◆ RECORDS TO USE
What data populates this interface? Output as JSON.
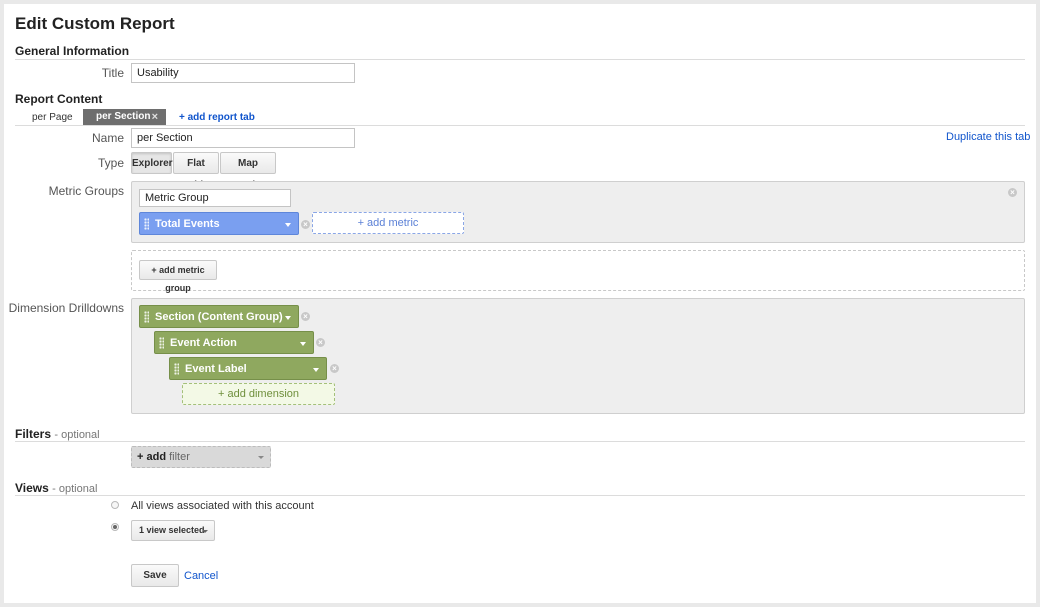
{
  "page": {
    "title": "Edit Custom Report"
  },
  "general": {
    "heading": "General Information",
    "title_label": "Title",
    "title_value": "Usability"
  },
  "report_content": {
    "heading": "Report Content",
    "tabs": [
      {
        "label": "per Page",
        "selected": false
      },
      {
        "label": "per Section",
        "selected": true
      }
    ],
    "tab_close": "×",
    "add_tab": "+ add report tab",
    "duplicate": "Duplicate this tab",
    "name_label": "Name",
    "name_value": "per Section",
    "type_label": "Type",
    "types": [
      "Explorer",
      "Flat Table",
      "Map Overlay"
    ],
    "type_selected": "Explorer"
  },
  "metric_groups": {
    "label": "Metric Groups",
    "group_name": "Metric Group",
    "metrics": [
      "Total Events"
    ],
    "add_metric": "+ add metric",
    "add_group": "+ add metric group"
  },
  "dimension_drilldowns": {
    "label": "Dimension Drilldowns",
    "items": [
      "Section (Content Group)",
      "Event Action",
      "Event Label"
    ],
    "add_dimension": "+ add dimension"
  },
  "filters": {
    "heading": "Filters",
    "optional": "- optional",
    "add_prefix": "+ add",
    "add_word": "filter"
  },
  "views": {
    "heading": "Views",
    "optional": "- optional",
    "option_all": "All views associated with this account",
    "selected_label": "1 view selected"
  },
  "actions": {
    "save": "Save",
    "cancel": "Cancel"
  },
  "colors": {
    "metric": "#7a9ff0",
    "dimension": "#8fa85f",
    "link": "#1155cc",
    "selected_tab": "#6e6e6e"
  },
  "icons": {
    "remove": "close-circle-icon",
    "grip": "drag-grip-icon",
    "dropdown": "chevron-down-icon"
  }
}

◆ WRITTEN REQUEST
Review the preceding data and report every line that includes the string "Section".

◆ THE ANSWER
        "label": "per Section",
    "name_value": "per Section",
      "Section (Content Group)",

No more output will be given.